> [WORK ITEM] Exactly as written, return all the data, leaving its pictures behind.
+ + +
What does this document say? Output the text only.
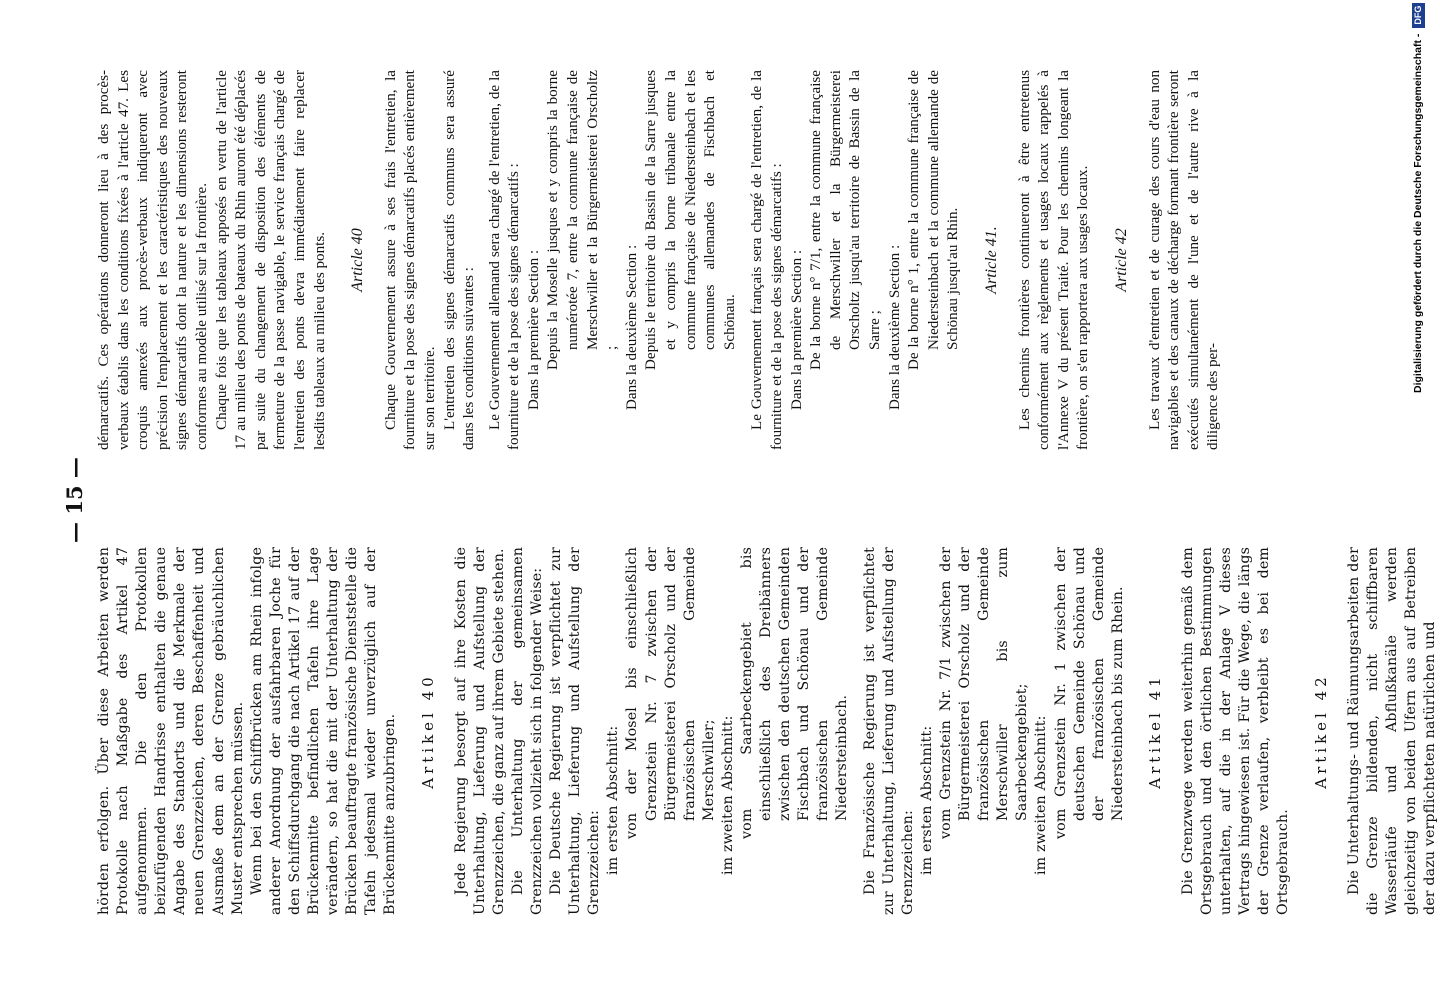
— 15 —

hörden erfolgen. Über diese Arbeiten werden Protokolle nach Maßgabe des Artikel 47 aufgenommen. Die den Protokollen beizufügenden Handrisse enthalten die genaue Angabe des Standorts und die Merkmale der neuen Grenzzeichen, deren Beschaffenheit und Ausmaße dem an der Grenze gebräuchlichen Muster entsprechen müssen. Wenn bei den Schiffbrücken am Rhein infolge anderer Anordnung der ausfahrbaren Joche für den Schiffsdurchgang die nach Artikel 17 auf der Brückenmitte befindlichen Tafeln ihre Lage verändern, so hat die mit der Unterhaltung der Brücken beauftragte französische Dienststelle die Tafeln jedesmal wieder unverzüglich auf der Brückenmitte anzubringen. Artikel 40 Jede Regierung besorgt auf ihre Kosten die Unterhaltung, Lieferung und Aufstellung der Grenzzeichen, die ganz auf ihrem Gebiete stehen. Die Unterhaltung der gemeinsamen Grenzzeichen vollzieht sich in folgender Weise: Die Deutsche Regierung ist verpflichtet zur Unterhaltung, Lieferung und Aufstellung der Grenzzeichen: im ersten Abschnitt: von der Mosel bis einschließlich Grenzstein Nr. 7 zwischen der Bürgermeisterei Orscholz und der französischen Gemeinde Merschwiller; im zweiten Abschnitt: vom Saarbeckengebiet bis einschließlich des Dreibänners zwischen den deutschen Gemeinden Fischbach und Schönau und der französischen Gemeinde Niedersteinbach. Die Französische Regierung ist verpflichtet zur Unterhaltung, Lieferung und Aufstellung der Grenzzeichen: im ersten Abschnitt: vom Grenzstein Nr. 7/1 zwischen der Bürgermeisterei Orscholz und der französischen Gemeinde Merschwiller bis zum Saarbeckengebiet; im zweiten Abschnitt: vom Grenzstein Nr. 1 zwischen der deutschen Gemeinde Schönau und der französischen Gemeinde Niedersteinbach bis zum Rhein. Artikel 41 Die Grenzwege werden weiterhin gemäß dem Ortsgebrauch und den örtlichen Bestimmungen unterhalten, auf die in der Anlage V dieses Vertrags hingewiesen ist. Für die Wege, die längs der Grenze verlaufen, verbleibt es bei dem Ortsgebrauch.

Artikel 42 Die Unterhaltungs- und Räumungsarbeiten der die Grenze bildenden, nicht schiffbaren Wasserläufe und Abflußkanäle werden gleichzeitig von beiden Ufern aus auf Betreiben der dazu verpflichteten natürlichen und

démarcatifs. Ces opérations donneront lieu à des procès-verbaux établis dans les conditions fixées à l'article 47. Les croquis annexés aux procès-verbaux indiqueront avec précision l'emplacement et les caractéristiques des nouveaux signes démarcatifs dont la nature et les dimensions resteront conformes au modèle utilisé sur la frontière. Chaque fois que les tableaux apposés en vertu de l'article 17 au milieu des ponts de bateaux du Rhin auront été déplacés par suite du changement de disposition des éléments de fermeture de la passe navigable, le service français chargé de l'entretien des ponts devra immédiatement faire replacer lesdits tableaux au milieu des ponts. Article 40 Chaque Gouvernement assure à ses frais l'entretien, la fourniture et la pose des signes démarcatifs placés entièrement sur son territoire. L'entretien des signes démarcatifs communs sera assuré dans les conditions suivantes : Le Gouvernement allemand sera chargé de l'entretien, de la fourniture et de la pose des signes démarcatifs : Dans la première Section : Depuis la Moselle jusques et y compris la borne numérotée 7, entre la commune française de Merschwiller et la Bürgermeisterei Orscholtz ; Dans la deuxième Section : Depuis le territoire du Bassin de la Sarre jusques et y compris la borne tribanale entre la commune française de Niedersteinbach et les communes allemandes de Fischbach et Schönau. Le Gouvernement français sera chargé de l'entretien, de la fourniture et de la pose des signes démarcatifs : Dans la première Section : De la borne n° 7/1, entre la commune française de Merschwiller et la Bürgermeisterei Orscholtz jusqu'au territoire de Bassin de la Sarre ; Dans la deuxième Section : De la borne n° 1, entre la commune française de Niedersteinbach et la commune allemande de Schönau jusqu'au Rhin. Article 41. Les chemins frontières continueront à être entretenus conformément aux règlements et usages locaux rappelés à l'Annexe V du présent Traité. Pour les chemins longeant la frontière, on s'en rapportera aux usages locaux. Article 42 Les travaux d'entretien et de curage des cours d'eau non navigables et des canaux de décharge formant frontière seront exécutés simultanément de l'une et de l'autre rive à la diligence des per-

Digitalisierung gefördert durch die Deutsche Forschungsgemeinschaft -DFG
+ + +
> [ANSWER TO THIS EXERCISE]
What does this document say? Output the text only.
— 15 —

hörden erfolgen. Über diese Arbeiten werden Protokolle nach Maßgabe des Artikel 47 aufgenommen. Die den Protokollen beizufügenden Handrisse enthalten die genaue Angabe des Standorts und die Merkmale der neuen Grenzzeichen, deren Beschaffenheit und Ausmaße dem an der Grenze gebräuchlichen Muster entsprechen müssen. Wenn bei den Schiffbrücken am Rhein infolge anderer Anordnung der ausfahrbaren Joche für den Schiffsdurchgang die nach Artikel 17 auf der Brückenmitte befindlichen Tafeln ihre Lage verändern, so hat die mit der Unterhaltung der Brücken beauftragte französische Dienststelle die Tafeln jedesmal wieder unverzüglich auf der Brückenmitte anzubringen. Artikel 40 Jede Regierung besorgt auf ihre Kosten die Unterhaltung, Lieferung und Aufstellung der Grenzzeichen, die ganz auf ihrem Gebiete stehen. Die Unterhaltung der gemeinsamen Grenzzeichen vollzieht sich in folgender Weise: Die Deutsche Regierung ist verpflichtet zur Unterhaltung, Lieferung und Aufstellung der Grenzzeichen: im ersten Abschnitt: von der Mosel bis einschließlich Grenzstein Nr. 7 zwischen der Bürgermeisterei Orscholz und der französischen Gemeinde Merschwiller; im zweiten Abschnitt: vom Saarbeckengebiet bis einschließlich des Dreibänners zwischen den deutschen Gemeinden Fischbach und Schönau und der französischen Gemeinde Niedersteinbach. Die Französische Regierung ist verpflichtet zur Unterhaltung, Lieferung und Aufstellung der Grenzzeichen: im ersten Abschnitt: vom Grenzstein Nr. 7/1 zwischen der Bürgermeisterei Orscholz und der französischen Gemeinde Merschwiller bis zum Saarbeckengebiet; im zweiten Abschnitt: vom Grenzstein Nr. 1 zwischen der deutschen Gemeinde Schönau und der französischen Gemeinde Niedersteinbach bis zum Rhein. Artikel 41 Die Grenzwege werden weiterhin gemäß dem Ortsgebrauch und den örtlichen Bestimmungen unterhalten, auf die in der Anlage V dieses Vertrags hingewiesen ist. Für die Wege, die längs der Grenze verlaufen, verbleibt es bei dem Ortsgebrauch.

Artikel 42 Die Unterhaltungs- und Räumungsarbeiten der die Grenze bildenden, nicht schiffbaren Wasserläufe und Abflußkanäle werden gleichzeitig von beiden Ufern aus auf Betreiben der dazu verpflichteten natürlichen und

démarcatifs. Ces opérations donneront lieu à des procès-verbaux établis dans les conditions fixées à l'article 47. Les croquis annexés aux procès-verbaux indiqueront avec précision l'emplacement et les caractéristiques des nouveaux signes démarcatifs dont la nature et les dimensions resteront conformes au modèle utilisé sur la frontière. Chaque fois que les tableaux apposés en vertu de l'article 17 au milieu des ponts de bateaux du Rhin auront été déplacés par suite du changement de disposition des éléments de fermeture de la passe navigable, le service français chargé de l'entretien des ponts devra immédiatement faire replacer lesdits tableaux au milieu des ponts. Article 40 Chaque Gouvernement assure à ses frais l'entretien, la fourniture et la pose des signes démarcatifs placés entièrement sur son territoire. L'entretien des signes démarcatifs communs sera assuré dans les conditions suivantes : Le Gouvernement allemand sera chargé de l'entretien, de la fourniture et de la pose des signes démarcatifs : Dans la première Section : Depuis la Moselle jusques et y compris la borne numérotée 7, entre la commune française de Merschwiller et la Bürgermeisterei Orscholtz ; Dans la deuxième Section : Depuis le territoire du Bassin de la Sarre jusques et y compris la borne tribanale entre la commune française de Niedersteinbach et les communes allemandes de Fischbach et Schönau. Le Gouvernement français sera chargé de l'entretien, de la fourniture et de la pose des signes démarcatifs : Dans la première Section : De la borne n° 7/1, entre la commune française de Merschwiller et la Bürgermeisterei Orscholtz jusqu'au territoire de Bassin de la Sarre ; Dans la deuxième Section : De la borne n° 1, entre la commune française de Niedersteinbach et la commune allemande de Schönau jusqu'au Rhin. Article 41. Les chemins frontières continueront à être entretenus conformément aux règlements et usages locaux rappelés à l'Annexe V du présent Traité. Pour les chemins longeant la frontière, on s'en rapportera aux usages locaux. Article 42 Les travaux d'entretien et de curage des cours d'eau non navigables et des canaux de décharge formant frontière seront exécutés simultanément de l'une et de l'autre rive à la diligence des per-

Digitalisierung gefördert durch die Deutsche Forschungsgemeinschaft -DFG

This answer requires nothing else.